-- begin GIVEN DATA --

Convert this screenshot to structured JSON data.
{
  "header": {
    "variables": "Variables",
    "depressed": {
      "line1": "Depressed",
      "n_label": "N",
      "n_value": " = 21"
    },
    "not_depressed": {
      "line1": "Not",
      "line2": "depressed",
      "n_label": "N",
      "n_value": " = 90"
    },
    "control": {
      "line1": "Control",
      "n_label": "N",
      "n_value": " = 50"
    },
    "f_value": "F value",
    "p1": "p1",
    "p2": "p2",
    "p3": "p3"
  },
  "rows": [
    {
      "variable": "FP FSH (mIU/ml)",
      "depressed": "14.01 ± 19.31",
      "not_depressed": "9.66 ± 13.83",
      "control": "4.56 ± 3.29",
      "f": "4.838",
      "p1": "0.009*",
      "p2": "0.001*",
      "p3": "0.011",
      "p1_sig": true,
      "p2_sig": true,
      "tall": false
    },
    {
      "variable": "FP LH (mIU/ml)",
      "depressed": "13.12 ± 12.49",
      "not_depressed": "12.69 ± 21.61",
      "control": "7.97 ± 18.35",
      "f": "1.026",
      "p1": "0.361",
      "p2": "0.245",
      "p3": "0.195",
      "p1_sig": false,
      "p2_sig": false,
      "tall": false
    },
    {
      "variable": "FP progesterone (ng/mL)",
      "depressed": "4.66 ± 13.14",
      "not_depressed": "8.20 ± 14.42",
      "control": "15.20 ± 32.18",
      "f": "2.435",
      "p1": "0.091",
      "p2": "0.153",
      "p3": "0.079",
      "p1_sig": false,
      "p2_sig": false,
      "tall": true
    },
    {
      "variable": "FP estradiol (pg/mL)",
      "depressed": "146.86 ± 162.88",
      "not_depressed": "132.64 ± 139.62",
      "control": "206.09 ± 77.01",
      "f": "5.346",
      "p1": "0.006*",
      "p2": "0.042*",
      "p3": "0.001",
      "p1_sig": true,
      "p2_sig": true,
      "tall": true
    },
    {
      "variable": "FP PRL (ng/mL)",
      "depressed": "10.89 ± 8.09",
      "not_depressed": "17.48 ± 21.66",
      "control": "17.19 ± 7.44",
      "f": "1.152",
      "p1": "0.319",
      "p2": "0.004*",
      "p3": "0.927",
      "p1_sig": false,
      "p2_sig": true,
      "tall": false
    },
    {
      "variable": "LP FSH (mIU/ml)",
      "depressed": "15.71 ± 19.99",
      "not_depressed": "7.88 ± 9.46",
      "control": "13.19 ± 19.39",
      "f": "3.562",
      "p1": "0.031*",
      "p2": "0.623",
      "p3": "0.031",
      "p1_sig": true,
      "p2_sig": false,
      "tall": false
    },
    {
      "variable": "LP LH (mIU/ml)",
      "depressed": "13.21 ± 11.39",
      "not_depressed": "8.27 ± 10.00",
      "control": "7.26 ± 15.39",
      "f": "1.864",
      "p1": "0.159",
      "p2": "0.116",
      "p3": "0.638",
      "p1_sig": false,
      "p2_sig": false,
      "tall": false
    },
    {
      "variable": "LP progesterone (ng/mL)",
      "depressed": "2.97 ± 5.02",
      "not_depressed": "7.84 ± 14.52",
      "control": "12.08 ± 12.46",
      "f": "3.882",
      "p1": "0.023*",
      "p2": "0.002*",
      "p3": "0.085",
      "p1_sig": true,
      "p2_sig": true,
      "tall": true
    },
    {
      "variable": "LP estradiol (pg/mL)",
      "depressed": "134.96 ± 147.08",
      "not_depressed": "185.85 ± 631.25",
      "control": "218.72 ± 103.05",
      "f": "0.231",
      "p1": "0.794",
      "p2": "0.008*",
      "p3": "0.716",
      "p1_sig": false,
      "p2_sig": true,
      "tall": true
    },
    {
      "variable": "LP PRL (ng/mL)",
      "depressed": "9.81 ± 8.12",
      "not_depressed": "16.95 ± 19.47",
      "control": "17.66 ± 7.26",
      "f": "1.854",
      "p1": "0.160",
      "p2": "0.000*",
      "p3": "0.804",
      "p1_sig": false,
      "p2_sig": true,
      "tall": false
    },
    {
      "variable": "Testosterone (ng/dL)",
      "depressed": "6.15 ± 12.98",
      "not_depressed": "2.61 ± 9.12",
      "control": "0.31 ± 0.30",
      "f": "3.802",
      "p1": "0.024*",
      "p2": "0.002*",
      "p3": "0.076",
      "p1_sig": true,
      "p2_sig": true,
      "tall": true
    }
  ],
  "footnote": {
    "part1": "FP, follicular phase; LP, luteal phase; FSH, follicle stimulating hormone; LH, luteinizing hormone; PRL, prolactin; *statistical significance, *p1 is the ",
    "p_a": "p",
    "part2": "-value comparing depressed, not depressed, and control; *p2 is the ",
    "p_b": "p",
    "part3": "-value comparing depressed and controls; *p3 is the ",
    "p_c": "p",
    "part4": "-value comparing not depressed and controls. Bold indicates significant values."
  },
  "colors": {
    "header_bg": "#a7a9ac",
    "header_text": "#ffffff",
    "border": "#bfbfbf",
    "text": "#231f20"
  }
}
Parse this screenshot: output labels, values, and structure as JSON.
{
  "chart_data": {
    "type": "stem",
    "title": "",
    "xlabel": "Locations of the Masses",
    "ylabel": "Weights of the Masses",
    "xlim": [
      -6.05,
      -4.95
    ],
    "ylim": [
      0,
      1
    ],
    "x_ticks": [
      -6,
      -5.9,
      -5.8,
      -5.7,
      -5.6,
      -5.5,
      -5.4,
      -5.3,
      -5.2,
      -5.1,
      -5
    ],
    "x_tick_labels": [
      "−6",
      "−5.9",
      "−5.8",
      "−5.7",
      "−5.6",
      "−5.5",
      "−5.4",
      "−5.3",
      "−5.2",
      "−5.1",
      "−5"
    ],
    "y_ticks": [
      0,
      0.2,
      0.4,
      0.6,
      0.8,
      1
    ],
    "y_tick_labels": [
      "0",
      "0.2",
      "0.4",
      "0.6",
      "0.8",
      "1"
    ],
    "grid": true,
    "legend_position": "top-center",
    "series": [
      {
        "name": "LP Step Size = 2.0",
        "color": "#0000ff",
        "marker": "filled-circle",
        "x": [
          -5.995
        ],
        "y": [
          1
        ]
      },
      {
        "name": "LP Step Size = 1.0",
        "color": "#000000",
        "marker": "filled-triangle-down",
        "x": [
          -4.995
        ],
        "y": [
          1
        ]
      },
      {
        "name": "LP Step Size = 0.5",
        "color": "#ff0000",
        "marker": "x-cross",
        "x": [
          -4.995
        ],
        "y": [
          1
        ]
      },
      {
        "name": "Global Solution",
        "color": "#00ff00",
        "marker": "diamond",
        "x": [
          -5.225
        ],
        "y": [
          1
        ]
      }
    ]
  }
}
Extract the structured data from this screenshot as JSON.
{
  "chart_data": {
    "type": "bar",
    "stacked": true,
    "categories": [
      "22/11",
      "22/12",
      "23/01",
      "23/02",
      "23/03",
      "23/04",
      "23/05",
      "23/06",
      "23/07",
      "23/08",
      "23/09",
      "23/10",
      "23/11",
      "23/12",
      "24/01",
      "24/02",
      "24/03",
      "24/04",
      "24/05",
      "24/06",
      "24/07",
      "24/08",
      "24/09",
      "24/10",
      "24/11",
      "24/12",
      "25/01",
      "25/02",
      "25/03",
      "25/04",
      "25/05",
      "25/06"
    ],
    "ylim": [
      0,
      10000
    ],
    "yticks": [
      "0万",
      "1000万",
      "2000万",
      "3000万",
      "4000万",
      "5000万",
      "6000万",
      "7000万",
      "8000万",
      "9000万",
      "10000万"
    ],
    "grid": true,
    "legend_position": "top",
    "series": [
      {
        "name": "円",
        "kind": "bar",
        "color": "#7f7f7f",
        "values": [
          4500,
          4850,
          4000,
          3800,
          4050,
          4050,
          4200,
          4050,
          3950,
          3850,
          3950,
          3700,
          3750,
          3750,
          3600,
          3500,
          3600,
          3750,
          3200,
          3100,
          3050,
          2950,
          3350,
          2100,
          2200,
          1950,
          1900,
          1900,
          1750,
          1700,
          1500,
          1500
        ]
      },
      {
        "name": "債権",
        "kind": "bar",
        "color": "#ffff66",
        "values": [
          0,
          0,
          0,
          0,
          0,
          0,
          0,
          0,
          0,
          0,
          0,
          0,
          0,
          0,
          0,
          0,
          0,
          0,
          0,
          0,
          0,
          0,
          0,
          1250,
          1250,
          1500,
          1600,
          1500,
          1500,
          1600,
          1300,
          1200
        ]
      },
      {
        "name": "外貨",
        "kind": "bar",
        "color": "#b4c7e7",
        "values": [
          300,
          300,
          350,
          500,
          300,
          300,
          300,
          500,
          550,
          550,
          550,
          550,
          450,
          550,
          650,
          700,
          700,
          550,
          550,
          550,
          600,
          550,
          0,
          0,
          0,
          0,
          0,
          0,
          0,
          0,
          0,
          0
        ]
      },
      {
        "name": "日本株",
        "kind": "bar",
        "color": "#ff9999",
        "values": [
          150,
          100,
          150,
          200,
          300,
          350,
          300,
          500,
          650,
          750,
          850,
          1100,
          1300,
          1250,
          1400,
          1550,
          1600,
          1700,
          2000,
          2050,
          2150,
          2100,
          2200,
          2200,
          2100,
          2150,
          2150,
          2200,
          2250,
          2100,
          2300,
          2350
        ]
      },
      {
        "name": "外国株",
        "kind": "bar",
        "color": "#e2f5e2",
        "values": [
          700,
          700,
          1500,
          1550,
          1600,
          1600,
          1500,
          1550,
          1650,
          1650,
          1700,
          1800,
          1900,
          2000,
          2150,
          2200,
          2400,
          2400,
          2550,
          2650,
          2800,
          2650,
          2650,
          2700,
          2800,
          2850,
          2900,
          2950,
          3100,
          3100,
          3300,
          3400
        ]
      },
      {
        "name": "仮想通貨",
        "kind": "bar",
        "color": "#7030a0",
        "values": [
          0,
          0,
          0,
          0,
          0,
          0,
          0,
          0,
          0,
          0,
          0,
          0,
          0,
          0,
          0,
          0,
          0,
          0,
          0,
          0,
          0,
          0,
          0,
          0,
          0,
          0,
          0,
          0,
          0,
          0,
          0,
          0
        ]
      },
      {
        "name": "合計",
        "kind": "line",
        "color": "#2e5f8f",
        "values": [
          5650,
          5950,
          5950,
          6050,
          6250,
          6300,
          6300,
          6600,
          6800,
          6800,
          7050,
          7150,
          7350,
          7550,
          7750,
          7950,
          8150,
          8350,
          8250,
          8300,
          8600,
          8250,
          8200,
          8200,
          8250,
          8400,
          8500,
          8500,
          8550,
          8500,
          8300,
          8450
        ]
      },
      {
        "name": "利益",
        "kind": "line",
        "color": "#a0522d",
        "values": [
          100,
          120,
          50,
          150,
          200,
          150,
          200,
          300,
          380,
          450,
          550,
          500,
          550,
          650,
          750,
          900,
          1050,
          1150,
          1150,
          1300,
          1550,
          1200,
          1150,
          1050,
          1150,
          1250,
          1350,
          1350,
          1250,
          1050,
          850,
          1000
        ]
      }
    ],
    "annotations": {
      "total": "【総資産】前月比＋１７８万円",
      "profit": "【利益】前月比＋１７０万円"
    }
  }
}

-- end GIVEN DATA --

- **GIVEN TASK**
Using the entries above, return each line that includes the word "screenshot".

- **EXERCISE ANSWER**
Convert this screenshot to structured JSON data.
Parse this screenshot: output labels, values, and structure as JSON.
Extract the structured data from this screenshot as JSON.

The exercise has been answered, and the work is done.